--- start of Material shown ---

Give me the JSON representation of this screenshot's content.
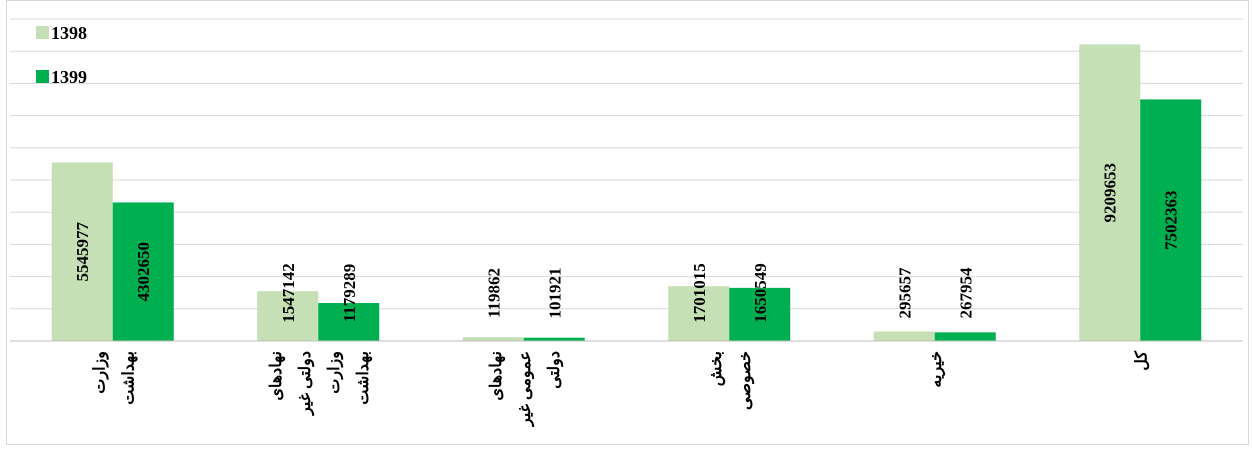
{
  "chart_data": {
    "type": "bar",
    "title": "",
    "xlabel": "",
    "ylabel": "",
    "ylim": [
      0,
      10000000
    ],
    "gridlines": true,
    "legend_position": "top-left",
    "categories": [
      [
        "وزارت",
        "بهداشت"
      ],
      [
        "نهادهای",
        "دولتی غیر",
        "وزارت",
        "بهداشت"
      ],
      [
        "نهادهای",
        "عمومی غیر",
        "دولتی"
      ],
      [
        "بخش",
        "خصوصی"
      ],
      [
        "خیریه"
      ],
      [
        "کل"
      ]
    ],
    "series": [
      {
        "name": "1398",
        "color": "#c5e0b4",
        "values": [
          5545977,
          1547142,
          119862,
          1701015,
          295657,
          9209653
        ]
      },
      {
        "name": "1399",
        "color": "#00b050",
        "values": [
          4302650,
          1179289,
          101921,
          1650549,
          267954,
          7502363
        ]
      }
    ]
  }
}
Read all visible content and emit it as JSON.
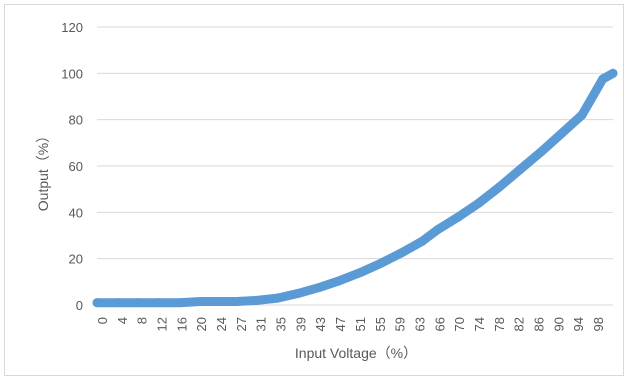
{
  "chart_data": {
    "type": "line",
    "title": "",
    "xlabel": "Input Voltage（%）",
    "ylabel": "Output（%）",
    "ylim": [
      0,
      120
    ],
    "yticks": [
      "0",
      "20",
      "40",
      "60",
      "80",
      "100",
      "120"
    ],
    "xticks": [
      "0",
      "4",
      "8",
      "12",
      "16",
      "20",
      "24",
      "27",
      "31",
      "35",
      "39",
      "43",
      "47",
      "51",
      "55",
      "59",
      "63",
      "66",
      "70",
      "74",
      "78",
      "82",
      "86",
      "90",
      "94",
      "98"
    ],
    "grid": true,
    "legend": "none",
    "series_color": "#5b9bd5",
    "series": [
      {
        "x": [
          0,
          4,
          8,
          12,
          16,
          20,
          24,
          27,
          31,
          35,
          39,
          43,
          47,
          51,
          55,
          59,
          63,
          66,
          70,
          74,
          78,
          82,
          86,
          90,
          94,
          98,
          100
        ],
        "values": [
          1,
          1,
          1,
          1,
          1,
          1.5,
          1.5,
          1.5,
          2,
          3,
          5,
          7.5,
          10.5,
          14,
          18,
          22.5,
          27.5,
          32.5,
          38,
          44,
          51,
          58.5,
          66,
          74,
          82,
          97.5,
          100
        ]
      }
    ]
  }
}
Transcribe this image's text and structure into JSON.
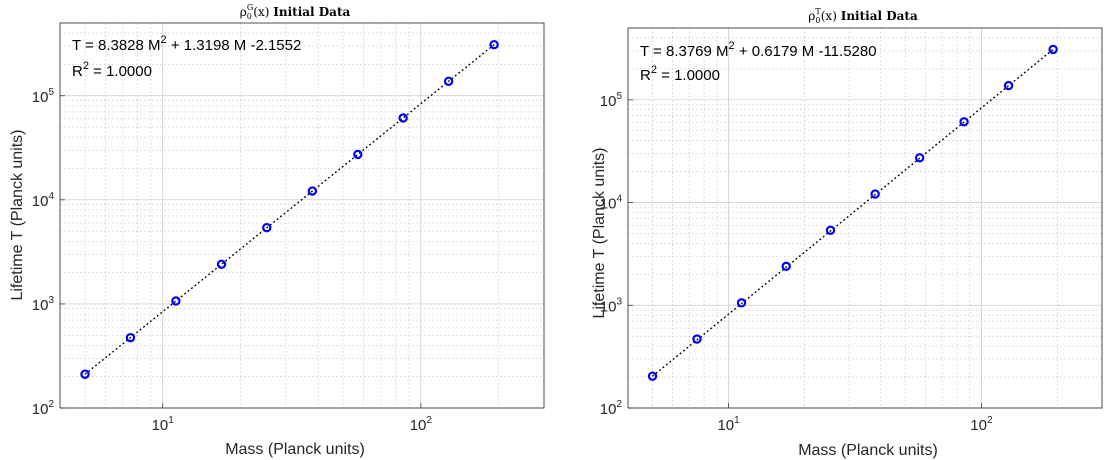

--- end of Material shown ---

§ Brief
Print the complete listing exactly as it stands, without its pictures.

§ Full solution
Give me the JSON representation of this screenshot's content.
{
  "chart_data": {
    "type": "bar",
    "title": "",
    "xlabel": "",
    "ylabel": "",
    "ylim": [
      0,
      10000000
    ],
    "gridlines": true,
    "legend_position": "top-left",
    "categories": [
      [
        "وزارت",
        "بهداشت"
      ],
      [
        "نهادهای",
        "دولتی غیر",
        "وزارت",
        "بهداشت"
      ],
      [
        "نهادهای",
        "عمومی غیر",
        "دولتی"
      ],
      [
        "بخش",
        "خصوصی"
      ],
      [
        "خیریه"
      ],
      [
        "کل"
      ]
    ],
    "series": [
      {
        "name": "1398",
        "color": "#c5e0b4",
        "values": [
          5545977,
          1547142,
          119862,
          1701015,
          295657,
          9209653
        ]
      },
      {
        "name": "1399",
        "color": "#00b050",
        "values": [
          4302650,
          1179289,
          101921,
          1650549,
          267954,
          7502363
        ]
      }
    ]
  }
}
Read all visible content and emit it as JSON.
{
  "chart_data": {
    "type": "line",
    "title": "",
    "xlabel": "Input Voltage（%）",
    "ylabel": "Output（%）",
    "ylim": [
      0,
      120
    ],
    "yticks": [
      "0",
      "20",
      "40",
      "60",
      "80",
      "100",
      "120"
    ],
    "xticks": [
      "0",
      "4",
      "8",
      "12",
      "16",
      "20",
      "24",
      "27",
      "31",
      "35",
      "39",
      "43",
      "47",
      "51",
      "55",
      "59",
      "63",
      "66",
      "70",
      "74",
      "78",
      "82",
      "86",
      "90",
      "94",
      "98"
    ],
    "grid": true,
    "legend": "none",
    "series_color": "#5b9bd5",
    "series": [
      {
        "x": [
          0,
          4,
          8,
          12,
          16,
          20,
          24,
          27,
          31,
          35,
          39,
          43,
          47,
          51,
          55,
          59,
          63,
          66,
          70,
          74,
          78,
          82,
          86,
          90,
          94,
          98,
          100
        ],
        "values": [
          1,
          1,
          1,
          1,
          1,
          1.5,
          1.5,
          1.5,
          2,
          3,
          5,
          7.5,
          10.5,
          14,
          18,
          22.5,
          27.5,
          32.5,
          38,
          44,
          51,
          58.5,
          66,
          74,
          82,
          97.5,
          100
        ]
      }
    ]
  }
}
Transcribe this image's text and structure into JSON.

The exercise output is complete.